**Materials provided**

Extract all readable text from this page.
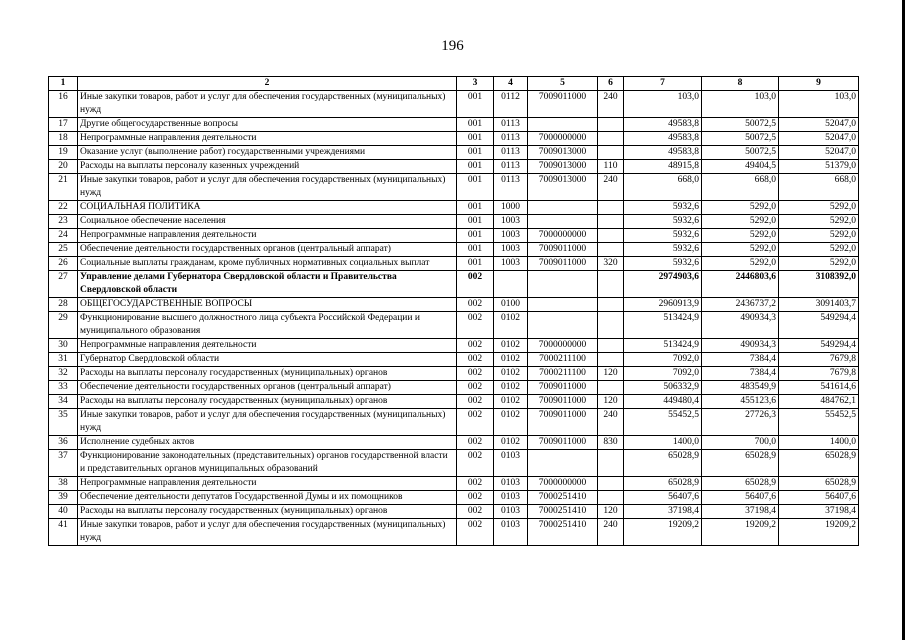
196
1	2	3	4	5	6	7	8	9
16	Иные закупки товаров, работ и услуг для обеспечения государственных (муниципальных) нужд	001	0112	7009011000	240	103,0	103,0	103,0
17	Другие общегосударственные вопросы	001	0113			49583,8	50072,5	52047,0
18	Непрограммные направления деятельности	001	0113	7000000000		49583,8	50072,5	52047,0
19	Оказание услуг (выполнение работ) государственными учреждениями	001	0113	7009013000		49583,8	50072,5	52047,0
20	Расходы на выплаты персоналу казенных учреждений	001	0113	7009013000	110	48915,8	49404,5	51379,0
21	Иные закупки товаров, работ и услуг для обеспечения государственных (муниципальных) нужд	001	0113	7009013000	240	668,0	668,0	668,0
22	СОЦИАЛЬНАЯ ПОЛИТИКА	001	1000			5932,6	5292,0	5292,0
23	Социальное обеспечение населения	001	1003			5932,6	5292,0	5292,0
24	Непрограммные направления деятельности	001	1003	7000000000		5932,6	5292,0	5292,0
25	Обеспечение деятельности государственных органов (центральный аппарат)	001	1003	7009011000		5932,6	5292,0	5292,0
26	Социальные выплаты гражданам, кроме публичных нормативных социальных выплат	001	1003	7009011000	320	5932,6	5292,0	5292,0
27	Управление делами Губернатора Свердловской области и Правительства Свердловской области	002				2974903,6	2446803,6	3108392,0
28	ОБЩЕГОСУДАРСТВЕННЫЕ ВОПРОСЫ	002	0100			2960913,9	2436737,2	3091403,7
29	Функционирование высшего должностного лица субъекта Российской Федерации и муниципального образования	002	0102			513424,9	490934,3	549294,4
30	Непрограммные направления деятельности	002	0102	7000000000		513424,9	490934,3	549294,4
31	Губернатор Свердловской области	002	0102	7000211100		7092,0	7384,4	7679,8
32	Расходы на выплаты персоналу государственных (муниципальных) органов	002	0102	7000211100	120	7092,0	7384,4	7679,8
33	Обеспечение деятельности государственных органов (центральный аппарат)	002	0102	7009011000		506332,9	483549,9	541614,6
34	Расходы на выплаты персоналу государственных (муниципальных) органов	002	0102	7009011000	120	449480,4	455123,6	484762,1
35	Иные закупки товаров, работ и услуг для обеспечения государственных (муниципальных) нужд	002	0102	7009011000	240	55452,5	27726,3	55452,5
36	Исполнение судебных актов	002	0102	7009011000	830	1400,0	700,0	1400,0
37	Функционирование законодательных (представительных) органов государственной власти и представительных органов муниципальных образований	002	0103			65028,9	65028,9	65028,9
38	Непрограммные направления деятельности	002	0103	7000000000		65028,9	65028,9	65028,9
39	Обеспечение деятельности депутатов Государственной Думы и их помощников	002	0103	7000251410		56407,6	56407,6	56407,6
40	Расходы на выплаты персоналу государственных (муниципальных) органов	002	0103	7000251410	120	37198,4	37198,4	37198,4
41	Иные закупки товаров, работ и услуг для обеспечения государственных (муниципальных) нужд	002	0103	7000251410	240	19209,2	19209,2	19209,2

**Work to do**
Exclude the pictures, and transcribe all of the material exactly.

**Solution**
Extract all readable text from this page.
196
1	2	3	4	5	6	7	8	9
16	Иные закупки товаров, работ и услуг для обеспечения государственных (муниципальных) нужд	001	0112	7009011000	240	103,0	103,0	103,0
17	Другие общегосударственные вопросы	001	0113			49583,8	50072,5	52047,0
18	Непрограммные направления деятельности	001	0113	7000000000		49583,8	50072,5	52047,0
19	Оказание услуг (выполнение работ) государственными учреждениями	001	0113	7009013000		49583,8	50072,5	52047,0
20	Расходы на выплаты персоналу казенных учреждений	001	0113	7009013000	110	48915,8	49404,5	51379,0
21	Иные закупки товаров, работ и услуг для обеспечения государственных (муниципальных) нужд	001	0113	7009013000	240	668,0	668,0	668,0
22	СОЦИАЛЬНАЯ ПОЛИТИКА	001	1000			5932,6	5292,0	5292,0
23	Социальное обеспечение населения	001	1003			5932,6	5292,0	5292,0
24	Непрограммные направления деятельности	001	1003	7000000000		5932,6	5292,0	5292,0
25	Обеспечение деятельности государственных органов (центральный аппарат)	001	1003	7009011000		5932,6	5292,0	5292,0
26	Социальные выплаты гражданам, кроме публичных нормативных социальных выплат	001	1003	7009011000	320	5932,6	5292,0	5292,0
27	Управление делами Губернатора Свердловской области и Правительства Свердловской области	002				2974903,6	2446803,6	3108392,0
28	ОБЩЕГОСУДАРСТВЕННЫЕ ВОПРОСЫ	002	0100			2960913,9	2436737,2	3091403,7
29	Функционирование высшего должностного лица субъекта Российской Федерации и муниципального образования	002	0102			513424,9	490934,3	549294,4
30	Непрограммные направления деятельности	002	0102	7000000000		513424,9	490934,3	549294,4
31	Губернатор Свердловской области	002	0102	7000211100		7092,0	7384,4	7679,8
32	Расходы на выплаты персоналу государственных (муниципальных) органов	002	0102	7000211100	120	7092,0	7384,4	7679,8
33	Обеспечение деятельности государственных органов (центральный аппарат)	002	0102	7009011000		506332,9	483549,9	541614,6
34	Расходы на выплаты персоналу государственных (муниципальных) органов	002	0102	7009011000	120	449480,4	455123,6	484762,1
35	Иные закупки товаров, работ и услуг для обеспечения государственных (муниципальных) нужд	002	0102	7009011000	240	55452,5	27726,3	55452,5
36	Исполнение судебных актов	002	0102	7009011000	830	1400,0	700,0	1400,0
37	Функционирование законодательных (представительных) органов государственной власти и представительных органов муниципальных образований	002	0103			65028,9	65028,9	65028,9
38	Непрограммные направления деятельности	002	0103	7000000000		65028,9	65028,9	65028,9
39	Обеспечение деятельности депутатов Государственной Думы и их помощников	002	0103	7000251410		56407,6	56407,6	56407,6
40	Расходы на выплаты персоналу государственных (муниципальных) органов	002	0103	7000251410	120	37198,4	37198,4	37198,4
41	Иные закупки товаров, работ и услуг для обеспечения государственных (муниципальных) нужд	002	0103	7000251410	240	19209,2	19209,2	19209,2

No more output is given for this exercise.